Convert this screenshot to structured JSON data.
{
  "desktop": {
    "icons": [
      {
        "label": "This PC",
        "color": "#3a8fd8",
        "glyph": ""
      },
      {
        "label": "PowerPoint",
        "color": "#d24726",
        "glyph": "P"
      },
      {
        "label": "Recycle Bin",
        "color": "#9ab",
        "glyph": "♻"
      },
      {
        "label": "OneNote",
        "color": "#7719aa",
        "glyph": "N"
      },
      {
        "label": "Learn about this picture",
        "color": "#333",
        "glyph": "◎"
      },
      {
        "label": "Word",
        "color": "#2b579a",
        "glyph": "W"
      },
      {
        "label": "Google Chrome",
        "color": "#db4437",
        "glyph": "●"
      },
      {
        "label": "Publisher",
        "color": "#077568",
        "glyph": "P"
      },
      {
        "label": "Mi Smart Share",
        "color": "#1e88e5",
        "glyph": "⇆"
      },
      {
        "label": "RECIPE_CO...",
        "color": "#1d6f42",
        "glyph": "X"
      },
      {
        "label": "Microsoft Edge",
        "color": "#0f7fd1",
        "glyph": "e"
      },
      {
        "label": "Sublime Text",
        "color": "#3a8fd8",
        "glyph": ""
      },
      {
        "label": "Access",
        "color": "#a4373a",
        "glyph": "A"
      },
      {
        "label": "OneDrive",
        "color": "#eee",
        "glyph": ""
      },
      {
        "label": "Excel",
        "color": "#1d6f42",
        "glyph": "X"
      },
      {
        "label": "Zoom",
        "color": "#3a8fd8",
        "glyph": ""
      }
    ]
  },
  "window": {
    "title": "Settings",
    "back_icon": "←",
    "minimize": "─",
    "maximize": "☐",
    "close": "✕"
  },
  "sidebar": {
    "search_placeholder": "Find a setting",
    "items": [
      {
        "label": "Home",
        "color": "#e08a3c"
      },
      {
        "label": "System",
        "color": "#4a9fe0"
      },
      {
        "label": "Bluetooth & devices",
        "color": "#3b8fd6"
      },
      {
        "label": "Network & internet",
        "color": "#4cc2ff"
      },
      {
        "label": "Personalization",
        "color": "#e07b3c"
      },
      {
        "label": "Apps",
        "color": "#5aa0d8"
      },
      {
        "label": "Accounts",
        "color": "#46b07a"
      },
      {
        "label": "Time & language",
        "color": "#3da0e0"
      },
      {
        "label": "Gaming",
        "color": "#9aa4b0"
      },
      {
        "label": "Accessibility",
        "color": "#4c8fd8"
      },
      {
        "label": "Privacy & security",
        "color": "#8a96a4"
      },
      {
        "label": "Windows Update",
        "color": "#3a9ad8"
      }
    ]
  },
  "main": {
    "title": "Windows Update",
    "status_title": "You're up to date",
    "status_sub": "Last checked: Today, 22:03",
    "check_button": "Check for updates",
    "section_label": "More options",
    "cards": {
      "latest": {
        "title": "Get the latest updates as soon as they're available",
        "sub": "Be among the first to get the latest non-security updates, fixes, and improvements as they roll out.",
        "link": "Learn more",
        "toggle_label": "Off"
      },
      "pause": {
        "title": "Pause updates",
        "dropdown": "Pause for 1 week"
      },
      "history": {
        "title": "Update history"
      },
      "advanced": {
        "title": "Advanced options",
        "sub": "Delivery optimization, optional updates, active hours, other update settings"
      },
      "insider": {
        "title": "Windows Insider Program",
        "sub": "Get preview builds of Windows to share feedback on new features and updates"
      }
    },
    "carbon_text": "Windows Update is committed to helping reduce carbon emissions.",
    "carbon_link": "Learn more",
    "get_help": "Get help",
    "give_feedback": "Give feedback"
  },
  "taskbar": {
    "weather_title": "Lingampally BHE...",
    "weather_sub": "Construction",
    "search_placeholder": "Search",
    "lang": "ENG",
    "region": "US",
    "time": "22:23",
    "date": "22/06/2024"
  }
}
────────
** Exercise instructions **
Say only how many lines in the records carry the word "latest".

** Answer to the problem **
3